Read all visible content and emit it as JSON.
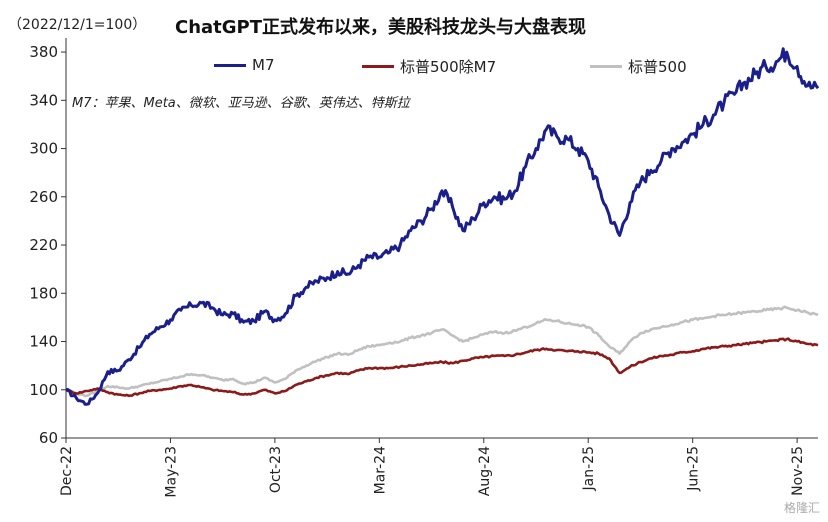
{
  "header": {
    "note": "（2022/12/1=100）",
    "title": "ChatGPT正式发布以来，美股科技龙头与大盘表现",
    "subnote": "M7：苹果、Meta、微软、亚马逊、谷歌、英伟达、特斯拉"
  },
  "watermark": "格隆汇",
  "chart_data": {
    "type": "line",
    "ylim": [
      60,
      390
    ],
    "yticks": [
      60,
      100,
      140,
      180,
      220,
      260,
      300,
      340,
      380
    ],
    "xticks": [
      {
        "label": "Dec-22",
        "t": 0
      },
      {
        "label": "May-23",
        "t": 5
      },
      {
        "label": "Oct-23",
        "t": 10
      },
      {
        "label": "Mar-24",
        "t": 15
      },
      {
        "label": "Aug-24",
        "t": 20
      },
      {
        "label": "Jan-25",
        "t": 25
      },
      {
        "label": "Jun-25",
        "t": 30
      },
      {
        "label": "Nov-25",
        "t": 35
      }
    ],
    "x_months": [
      0,
      0.5,
      1,
      1.5,
      2,
      2.5,
      3,
      3.5,
      4,
      4.5,
      5,
      5.5,
      6,
      6.5,
      7,
      7.5,
      8,
      8.5,
      9,
      9.5,
      10,
      10.5,
      11,
      11.5,
      12,
      12.5,
      13,
      13.5,
      14,
      14.5,
      15,
      15.5,
      16,
      16.5,
      17,
      17.5,
      18,
      18.5,
      19,
      19.5,
      20,
      20.5,
      21,
      21.5,
      22,
      22.5,
      23,
      23.5,
      24,
      24.5,
      25,
      25.5,
      26,
      26.5,
      27,
      27.5,
      28,
      28.5,
      29,
      29.5,
      30,
      30.5,
      31,
      31.5,
      32,
      32.5,
      33,
      33.5,
      34,
      34.5,
      35,
      35.5,
      36
    ],
    "series": [
      {
        "name": "M7",
        "color": "#1a1f8c",
        "values": [
          100,
          93,
          88,
          97,
          115,
          116,
          125,
          135,
          146,
          152,
          158,
          166,
          170,
          172,
          168,
          162,
          163,
          156,
          157,
          165,
          158,
          163,
          178,
          185,
          190,
          193,
          198,
          196,
          203,
          210,
          210,
          214,
          220,
          232,
          240,
          250,
          265,
          252,
          232,
          242,
          255,
          260,
          258,
          265,
          285,
          300,
          316,
          310,
          308,
          300,
          290,
          268,
          245,
          228,
          255,
          272,
          282,
          290,
          300,
          305,
          312,
          320,
          328,
          338,
          345,
          355,
          362,
          368,
          372,
          380,
          368,
          352,
          350
        ]
      },
      {
        "name": "标普500除M7",
        "color": "#8b1a1a",
        "values": [
          100,
          97,
          99,
          101,
          98,
          96,
          95,
          97,
          99,
          100,
          101,
          103,
          104,
          102,
          100,
          99,
          98,
          96,
          97,
          100,
          97,
          99,
          104,
          107,
          110,
          112,
          114,
          113,
          116,
          118,
          118,
          118,
          119,
          120,
          121,
          122,
          123,
          122,
          124,
          126,
          127,
          128,
          128,
          129,
          131,
          133,
          134,
          133,
          132,
          132,
          131,
          130,
          126,
          114,
          119,
          123,
          126,
          128,
          129,
          131,
          132,
          134,
          135,
          136,
          137,
          138,
          139,
          140,
          141,
          142,
          140,
          138,
          137
        ]
      },
      {
        "name": "标普500",
        "color": "#c0c0c0",
        "values": [
          100,
          97,
          95,
          99,
          103,
          102,
          101,
          103,
          105,
          107,
          109,
          111,
          113,
          112,
          110,
          108,
          109,
          105,
          106,
          110,
          106,
          109,
          116,
          120,
          124,
          127,
          130,
          129,
          133,
          136,
          137,
          139,
          140,
          143,
          145,
          147,
          150,
          145,
          140,
          143,
          146,
          148,
          147,
          149,
          152,
          155,
          158,
          157,
          155,
          154,
          152,
          145,
          136,
          130,
          140,
          147,
          150,
          152,
          154,
          156,
          158,
          159,
          161,
          162,
          163,
          164,
          165,
          166,
          167,
          168,
          166,
          164,
          162
        ]
      }
    ]
  }
}
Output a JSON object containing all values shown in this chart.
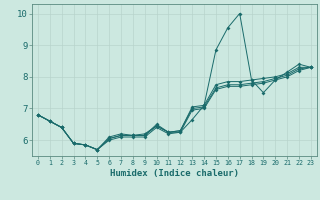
{
  "xlabel": "Humidex (Indice chaleur)",
  "xlim": [
    -0.5,
    23.5
  ],
  "ylim": [
    5.5,
    10.3
  ],
  "yticks": [
    6,
    7,
    8,
    9,
    10
  ],
  "xticks": [
    0,
    1,
    2,
    3,
    4,
    5,
    6,
    7,
    8,
    9,
    10,
    11,
    12,
    13,
    14,
    15,
    16,
    17,
    18,
    19,
    20,
    21,
    22,
    23
  ],
  "bg_color": "#cce8e0",
  "line_color": "#1a6b6b",
  "grid_color": "#b8d4cc",
  "series": [
    [
      6.8,
      6.6,
      6.4,
      5.9,
      5.85,
      5.7,
      6.1,
      6.2,
      6.15,
      6.15,
      6.5,
      6.25,
      6.25,
      6.65,
      7.1,
      8.85,
      9.55,
      10.0,
      7.9,
      7.5,
      7.9,
      8.15,
      8.4,
      8.3
    ],
    [
      6.8,
      6.6,
      6.4,
      5.9,
      5.85,
      5.7,
      6.05,
      6.15,
      6.15,
      6.2,
      6.45,
      6.25,
      6.3,
      7.05,
      7.1,
      7.75,
      7.85,
      7.85,
      7.9,
      7.95,
      8.0,
      8.1,
      8.3,
      8.3
    ],
    [
      6.8,
      6.6,
      6.4,
      5.9,
      5.85,
      5.7,
      6.05,
      6.15,
      6.15,
      6.15,
      6.45,
      6.25,
      6.3,
      7.0,
      7.05,
      7.65,
      7.75,
      7.75,
      7.8,
      7.85,
      7.95,
      8.05,
      8.25,
      8.3
    ],
    [
      6.8,
      6.6,
      6.4,
      5.9,
      5.85,
      5.7,
      6.0,
      6.1,
      6.1,
      6.1,
      6.4,
      6.2,
      6.25,
      6.95,
      7.0,
      7.6,
      7.7,
      7.7,
      7.75,
      7.8,
      7.9,
      8.0,
      8.2,
      8.3
    ]
  ]
}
━━━━
Show, from the listing above, each line that contains the word "JSON".

## RESULT OF THIS EXERCISE:
Read all visible content and emit it as JSON.
Output a JSON object containing all values shown in this chart.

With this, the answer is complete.